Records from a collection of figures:
-- Start --

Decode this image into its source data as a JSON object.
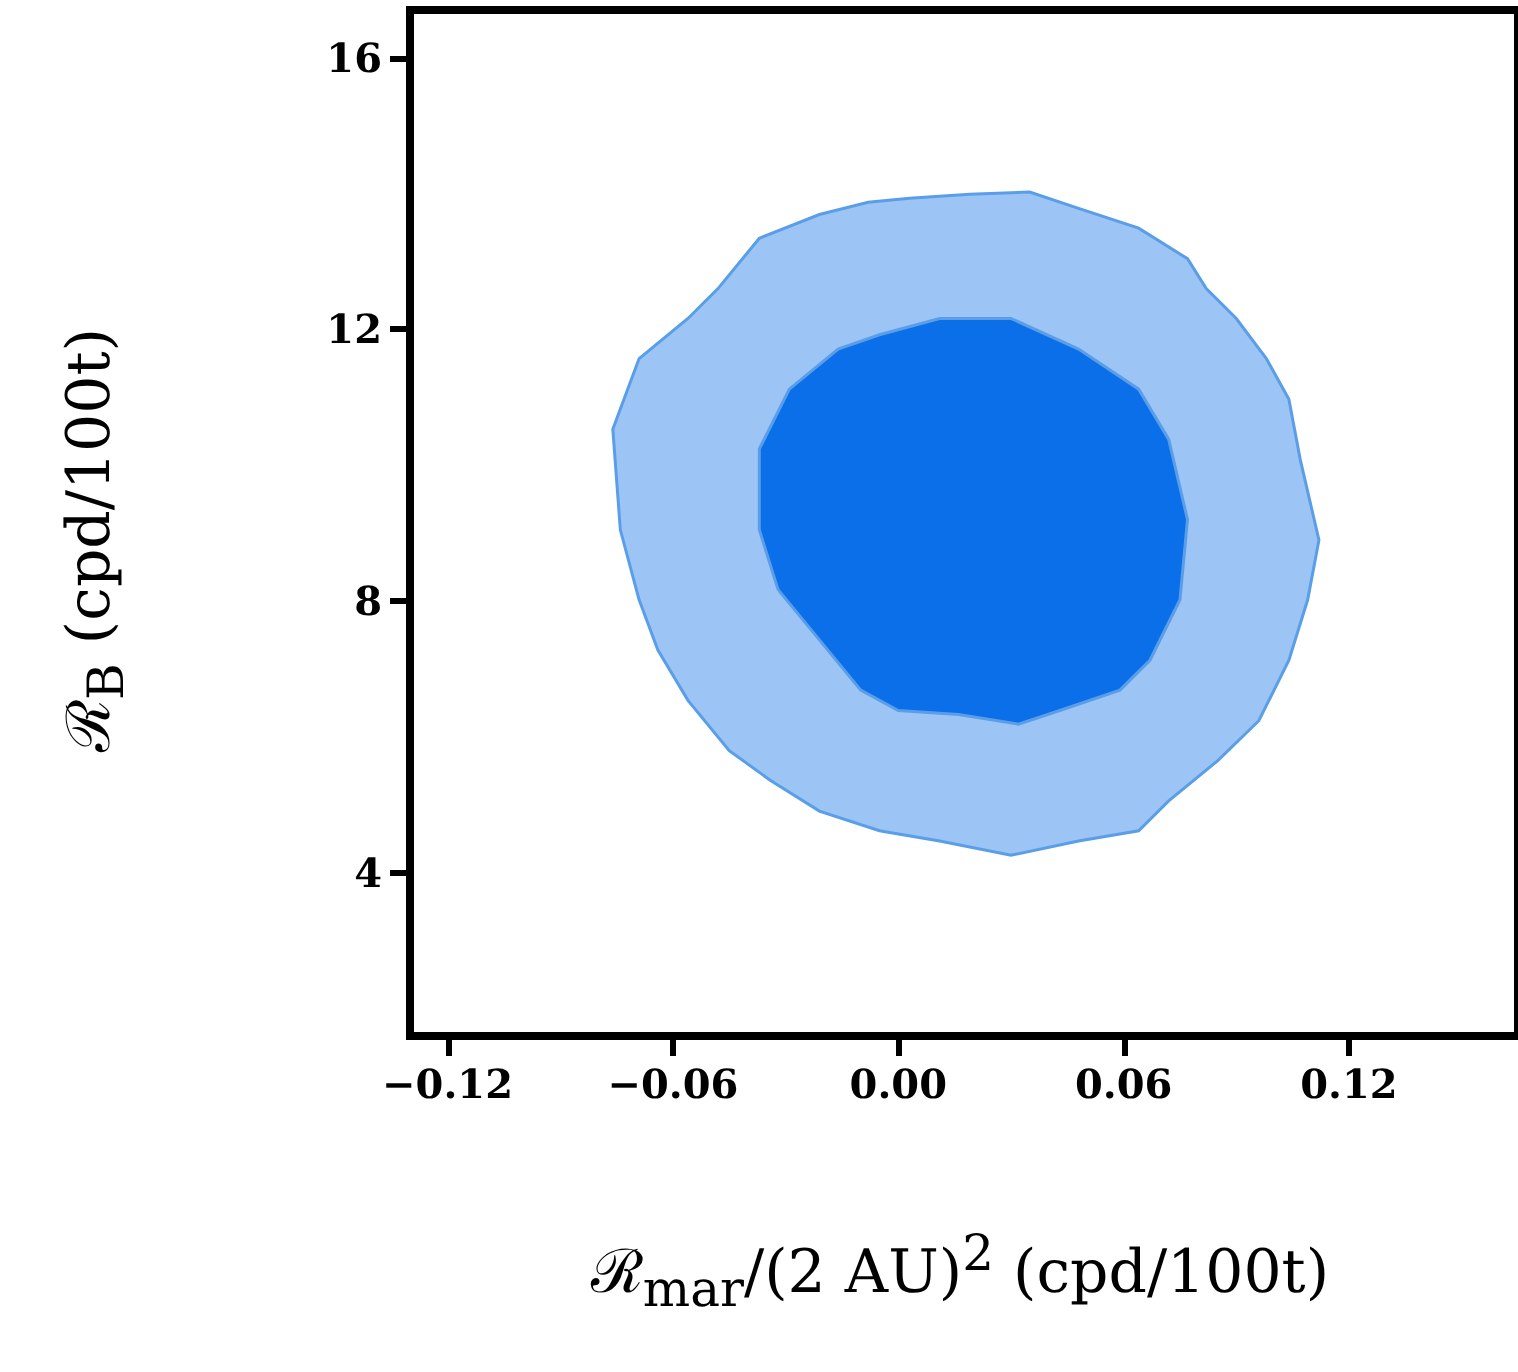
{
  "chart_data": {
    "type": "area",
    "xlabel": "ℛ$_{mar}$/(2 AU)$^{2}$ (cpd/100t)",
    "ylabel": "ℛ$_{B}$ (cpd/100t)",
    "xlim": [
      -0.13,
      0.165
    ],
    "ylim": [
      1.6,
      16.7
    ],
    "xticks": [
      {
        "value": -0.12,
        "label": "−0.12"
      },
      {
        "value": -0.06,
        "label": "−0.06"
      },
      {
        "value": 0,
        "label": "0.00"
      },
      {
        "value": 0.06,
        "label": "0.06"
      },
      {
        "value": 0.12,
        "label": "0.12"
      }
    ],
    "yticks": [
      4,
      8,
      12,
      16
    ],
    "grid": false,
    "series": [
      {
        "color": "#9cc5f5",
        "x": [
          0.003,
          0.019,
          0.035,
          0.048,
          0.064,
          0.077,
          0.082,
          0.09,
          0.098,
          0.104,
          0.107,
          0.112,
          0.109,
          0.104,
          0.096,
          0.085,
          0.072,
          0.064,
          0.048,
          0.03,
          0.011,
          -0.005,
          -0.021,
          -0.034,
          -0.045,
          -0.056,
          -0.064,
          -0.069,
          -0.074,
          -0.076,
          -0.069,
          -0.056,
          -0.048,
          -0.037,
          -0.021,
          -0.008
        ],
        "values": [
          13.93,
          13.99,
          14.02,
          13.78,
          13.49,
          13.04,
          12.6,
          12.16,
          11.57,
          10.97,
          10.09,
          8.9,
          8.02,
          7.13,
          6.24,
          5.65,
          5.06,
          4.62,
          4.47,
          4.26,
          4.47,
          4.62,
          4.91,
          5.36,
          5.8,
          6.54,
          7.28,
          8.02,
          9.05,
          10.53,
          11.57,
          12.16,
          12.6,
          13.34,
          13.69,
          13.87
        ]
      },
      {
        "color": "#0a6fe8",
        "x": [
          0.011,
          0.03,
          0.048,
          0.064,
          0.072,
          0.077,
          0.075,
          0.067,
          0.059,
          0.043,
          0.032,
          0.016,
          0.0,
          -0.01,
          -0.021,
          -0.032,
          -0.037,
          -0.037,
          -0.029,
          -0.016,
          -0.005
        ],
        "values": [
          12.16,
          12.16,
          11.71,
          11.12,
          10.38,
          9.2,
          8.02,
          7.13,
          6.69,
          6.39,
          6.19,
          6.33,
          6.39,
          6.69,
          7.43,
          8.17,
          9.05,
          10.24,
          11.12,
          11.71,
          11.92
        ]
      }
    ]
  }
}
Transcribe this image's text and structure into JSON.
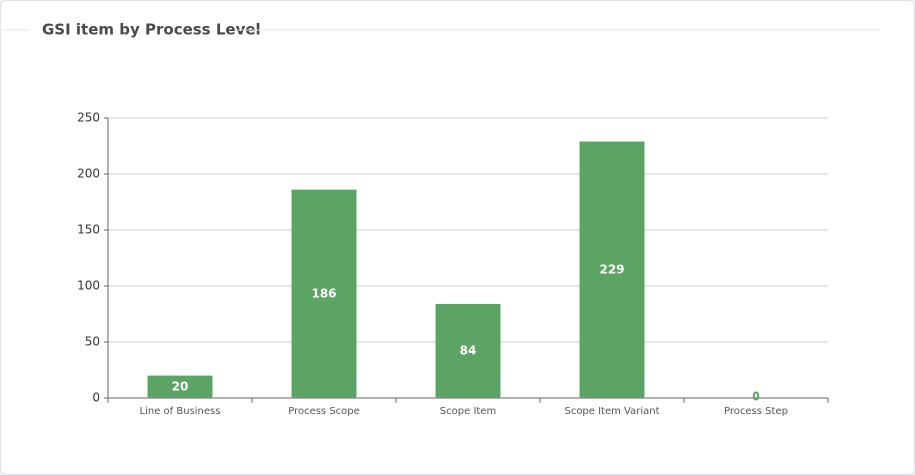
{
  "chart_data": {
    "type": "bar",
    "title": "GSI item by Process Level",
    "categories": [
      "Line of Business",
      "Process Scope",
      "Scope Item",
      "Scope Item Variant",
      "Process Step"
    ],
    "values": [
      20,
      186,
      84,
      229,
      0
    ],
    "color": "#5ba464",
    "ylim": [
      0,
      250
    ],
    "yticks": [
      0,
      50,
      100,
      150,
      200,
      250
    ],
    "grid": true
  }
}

-- End --

Pull out the lines above in which the word "Process" appears.

    "title": "GSI item by Process Level",
      "Process Scope",
      "Process Step"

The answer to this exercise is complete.